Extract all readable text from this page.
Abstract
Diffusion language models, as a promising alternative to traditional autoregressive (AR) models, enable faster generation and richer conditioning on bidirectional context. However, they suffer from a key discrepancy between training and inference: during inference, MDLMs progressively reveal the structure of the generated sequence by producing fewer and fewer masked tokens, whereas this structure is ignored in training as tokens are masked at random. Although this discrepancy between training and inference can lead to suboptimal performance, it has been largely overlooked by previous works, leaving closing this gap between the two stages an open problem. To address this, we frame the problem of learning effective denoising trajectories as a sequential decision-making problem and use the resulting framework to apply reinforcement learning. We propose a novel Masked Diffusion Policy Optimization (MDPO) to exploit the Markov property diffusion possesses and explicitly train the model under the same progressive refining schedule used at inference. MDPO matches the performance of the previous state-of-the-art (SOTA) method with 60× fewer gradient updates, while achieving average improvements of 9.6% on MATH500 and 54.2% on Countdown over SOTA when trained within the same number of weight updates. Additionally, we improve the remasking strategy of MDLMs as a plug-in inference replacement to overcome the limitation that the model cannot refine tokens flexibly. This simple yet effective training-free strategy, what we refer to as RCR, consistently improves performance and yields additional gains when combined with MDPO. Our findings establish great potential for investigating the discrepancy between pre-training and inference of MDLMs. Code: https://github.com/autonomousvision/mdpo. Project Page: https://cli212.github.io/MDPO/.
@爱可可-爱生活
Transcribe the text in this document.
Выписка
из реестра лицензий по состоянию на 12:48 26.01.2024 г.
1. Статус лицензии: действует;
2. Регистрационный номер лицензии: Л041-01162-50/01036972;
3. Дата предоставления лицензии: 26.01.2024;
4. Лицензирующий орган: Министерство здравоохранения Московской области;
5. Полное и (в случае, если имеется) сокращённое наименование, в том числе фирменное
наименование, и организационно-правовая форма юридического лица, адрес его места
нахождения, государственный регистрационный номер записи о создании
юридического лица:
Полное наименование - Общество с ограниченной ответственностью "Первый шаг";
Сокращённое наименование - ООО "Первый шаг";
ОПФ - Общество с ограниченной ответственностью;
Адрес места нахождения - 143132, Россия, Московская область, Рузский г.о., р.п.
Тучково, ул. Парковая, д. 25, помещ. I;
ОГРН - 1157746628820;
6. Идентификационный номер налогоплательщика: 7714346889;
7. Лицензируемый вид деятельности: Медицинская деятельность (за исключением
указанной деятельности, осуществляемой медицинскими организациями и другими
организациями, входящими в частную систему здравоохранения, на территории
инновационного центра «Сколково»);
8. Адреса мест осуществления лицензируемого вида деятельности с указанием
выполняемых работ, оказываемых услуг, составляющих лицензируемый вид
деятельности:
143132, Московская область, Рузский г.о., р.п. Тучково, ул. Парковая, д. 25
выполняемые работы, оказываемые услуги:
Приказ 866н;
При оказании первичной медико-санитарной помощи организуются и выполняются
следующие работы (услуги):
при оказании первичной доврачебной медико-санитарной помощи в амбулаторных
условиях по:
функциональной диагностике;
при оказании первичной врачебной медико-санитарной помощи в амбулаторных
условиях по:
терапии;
★ ★ ★ ★ ★ ★ ★
Reproduce every line of the listing above in which the string "организациями" appears.

*Task solution*:
указанной деятельности, осуществляемой медицинскими организациями и другими
организациями, входящими в частную систему здравоохранения, на территории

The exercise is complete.